__Your objective__
Reproduce every entry that follows word for word, but omit the images.
====== Provided records
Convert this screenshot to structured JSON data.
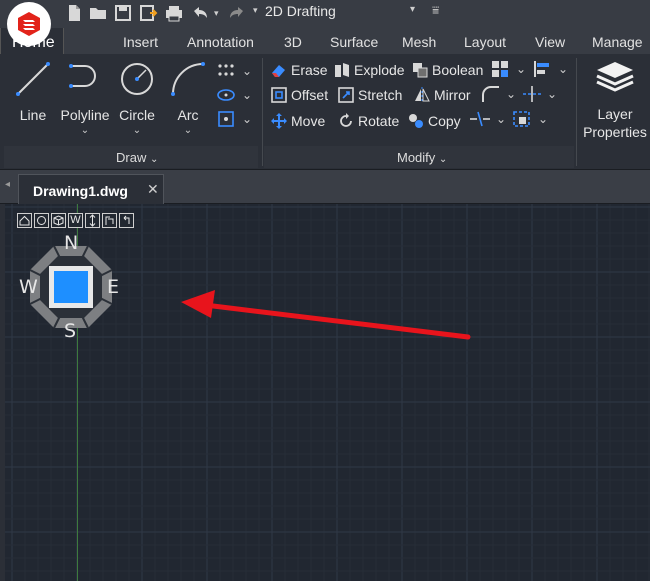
{
  "quick_access": {
    "workspace": "2D Drafting",
    "icons": [
      "new-file-icon",
      "open-folder-icon",
      "save-icon",
      "save-as-icon",
      "print-icon",
      "undo-icon",
      "redo-icon",
      "customize-icon"
    ]
  },
  "ribbon_tabs": [
    "Home",
    "Insert",
    "Annotation",
    "3D",
    "Surface",
    "Mesh",
    "Layout",
    "View",
    "Manage"
  ],
  "active_tab": "Home",
  "draw_panel": {
    "title": "Draw",
    "tools": [
      "Line",
      "Polyline",
      "Circle",
      "Arc"
    ]
  },
  "modify_panel": {
    "title": "Modify",
    "row1": [
      "Erase",
      "Explode",
      "Boolean"
    ],
    "row2": [
      "Offset",
      "Stretch",
      "Mirror"
    ],
    "row3": [
      "Move",
      "Rotate",
      "Copy"
    ]
  },
  "layer_panel": {
    "label_line1": "Layer",
    "label_line2": "Properties"
  },
  "document": {
    "tab_name": "Drawing1.dwg",
    "close_glyph": "✕"
  },
  "view_controls": {
    "labels": [
      "W"
    ],
    "compass": {
      "north": "N",
      "south": "S",
      "east": "E",
      "west": "W"
    }
  },
  "colors": {
    "accent_blue": "#1e8fff",
    "annotation_arrow": "#e8141c",
    "logo_red": "#e2231a"
  }
}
============
__Exercise response__
Convert this screenshot to structured JSON data.
{
  "quick_access": {
    "workspace": "2D Drafting",
    "icons": [
      "new-file-icon",
      "open-folder-icon",
      "save-icon",
      "save-as-icon",
      "print-icon",
      "undo-icon",
      "redo-icon",
      "customize-icon"
    ]
  },
  "ribbon_tabs": [
    "Home",
    "Insert",
    "Annotation",
    "3D",
    "Surface",
    "Mesh",
    "Layout",
    "View",
    "Manage"
  ],
  "active_tab": "Home",
  "draw_panel": {
    "title": "Draw",
    "tools": [
      "Line",
      "Polyline",
      "Circle",
      "Arc"
    ]
  },
  "modify_panel": {
    "title": "Modify",
    "row1": [
      "Erase",
      "Explode",
      "Boolean"
    ],
    "row2": [
      "Offset",
      "Stretch",
      "Mirror"
    ],
    "row3": [
      "Move",
      "Rotate",
      "Copy"
    ]
  },
  "layer_panel": {
    "label_line1": "Layer",
    "label_line2": "Properties"
  },
  "document": {
    "tab_name": "Drawing1.dwg",
    "close_glyph": "✕"
  },
  "view_controls": {
    "labels": [
      "W"
    ],
    "compass": {
      "north": "N",
      "south": "S",
      "east": "E",
      "west": "W"
    }
  },
  "colors": {
    "accent_blue": "#1e8fff",
    "annotation_arrow": "#e8141c",
    "logo_red": "#e2231a"
  }
}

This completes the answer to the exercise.